__Excerpted data__.
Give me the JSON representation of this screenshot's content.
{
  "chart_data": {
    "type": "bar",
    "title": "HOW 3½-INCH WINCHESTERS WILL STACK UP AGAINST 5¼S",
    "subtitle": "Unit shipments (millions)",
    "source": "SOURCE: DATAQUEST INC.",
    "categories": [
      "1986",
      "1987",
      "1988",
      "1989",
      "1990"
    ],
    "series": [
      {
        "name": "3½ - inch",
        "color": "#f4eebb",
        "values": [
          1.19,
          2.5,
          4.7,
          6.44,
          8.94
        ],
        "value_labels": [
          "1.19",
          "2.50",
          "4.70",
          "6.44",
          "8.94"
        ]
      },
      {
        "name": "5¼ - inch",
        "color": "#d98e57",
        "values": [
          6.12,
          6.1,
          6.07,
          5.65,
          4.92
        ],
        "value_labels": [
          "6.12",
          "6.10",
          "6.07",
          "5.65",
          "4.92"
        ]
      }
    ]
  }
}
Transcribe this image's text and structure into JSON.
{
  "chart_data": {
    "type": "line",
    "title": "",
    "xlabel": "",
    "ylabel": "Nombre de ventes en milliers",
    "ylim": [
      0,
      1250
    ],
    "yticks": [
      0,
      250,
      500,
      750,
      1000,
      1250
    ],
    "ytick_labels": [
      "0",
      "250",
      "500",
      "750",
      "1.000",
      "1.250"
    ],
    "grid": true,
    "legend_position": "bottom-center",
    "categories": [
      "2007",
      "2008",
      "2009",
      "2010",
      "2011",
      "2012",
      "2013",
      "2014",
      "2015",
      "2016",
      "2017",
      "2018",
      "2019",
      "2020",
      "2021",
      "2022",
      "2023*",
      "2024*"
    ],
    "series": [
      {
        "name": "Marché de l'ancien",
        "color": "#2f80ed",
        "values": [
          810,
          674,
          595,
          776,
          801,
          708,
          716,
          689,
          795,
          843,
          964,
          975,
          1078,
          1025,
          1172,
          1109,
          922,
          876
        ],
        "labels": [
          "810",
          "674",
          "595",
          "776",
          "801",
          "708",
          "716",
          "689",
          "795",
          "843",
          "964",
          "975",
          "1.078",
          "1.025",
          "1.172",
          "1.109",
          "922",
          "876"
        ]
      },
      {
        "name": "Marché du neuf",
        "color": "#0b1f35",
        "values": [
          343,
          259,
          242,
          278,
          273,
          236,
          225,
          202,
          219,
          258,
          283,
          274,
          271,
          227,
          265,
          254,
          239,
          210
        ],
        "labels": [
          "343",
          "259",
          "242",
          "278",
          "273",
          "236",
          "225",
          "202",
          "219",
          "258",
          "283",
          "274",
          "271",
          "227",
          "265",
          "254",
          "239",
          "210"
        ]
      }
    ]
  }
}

__What is needed__.
Every entry in the listing must be retyped exactly.

__Result of this task__.
Give me the JSON representation of this screenshot's content.
{
  "chart_data": {
    "type": "bar",
    "title": "HOW 3½-INCH WINCHESTERS WILL STACK UP AGAINST 5¼S",
    "subtitle": "Unit shipments (millions)",
    "source": "SOURCE: DATAQUEST INC.",
    "categories": [
      "1986",
      "1987",
      "1988",
      "1989",
      "1990"
    ],
    "series": [
      {
        "name": "3½ - inch",
        "color": "#f4eebb",
        "values": [
          1.19,
          2.5,
          4.7,
          6.44,
          8.94
        ],
        "value_labels": [
          "1.19",
          "2.50",
          "4.70",
          "6.44",
          "8.94"
        ]
      },
      {
        "name": "5¼ - inch",
        "color": "#d98e57",
        "values": [
          6.12,
          6.1,
          6.07,
          5.65,
          4.92
        ],
        "value_labels": [
          "6.12",
          "6.10",
          "6.07",
          "5.65",
          "4.92"
        ]
      }
    ]
  }
}
Transcribe this image's text and structure into JSON.
{
  "chart_data": {
    "type": "line",
    "title": "",
    "xlabel": "",
    "ylabel": "Nombre de ventes en milliers",
    "ylim": [
      0,
      1250
    ],
    "yticks": [
      0,
      250,
      500,
      750,
      1000,
      1250
    ],
    "ytick_labels": [
      "0",
      "250",
      "500",
      "750",
      "1.000",
      "1.250"
    ],
    "grid": true,
    "legend_position": "bottom-center",
    "categories": [
      "2007",
      "2008",
      "2009",
      "2010",
      "2011",
      "2012",
      "2013",
      "2014",
      "2015",
      "2016",
      "2017",
      "2018",
      "2019",
      "2020",
      "2021",
      "2022",
      "2023*",
      "2024*"
    ],
    "series": [
      {
        "name": "Marché de l'ancien",
        "color": "#2f80ed",
        "values": [
          810,
          674,
          595,
          776,
          801,
          708,
          716,
          689,
          795,
          843,
          964,
          975,
          1078,
          1025,
          1172,
          1109,
          922,
          876
        ],
        "labels": [
          "810",
          "674",
          "595",
          "776",
          "801",
          "708",
          "716",
          "689",
          "795",
          "843",
          "964",
          "975",
          "1.078",
          "1.025",
          "1.172",
          "1.109",
          "922",
          "876"
        ]
      },
      {
        "name": "Marché du neuf",
        "color": "#0b1f35",
        "values": [
          343,
          259,
          242,
          278,
          273,
          236,
          225,
          202,
          219,
          258,
          283,
          274,
          271,
          227,
          265,
          254,
          239,
          210
        ],
        "labels": [
          "343",
          "259",
          "242",
          "278",
          "273",
          "236",
          "225",
          "202",
          "219",
          "258",
          "283",
          "274",
          "271",
          "227",
          "265",
          "254",
          "239",
          "210"
        ]
      }
    ]
  }
}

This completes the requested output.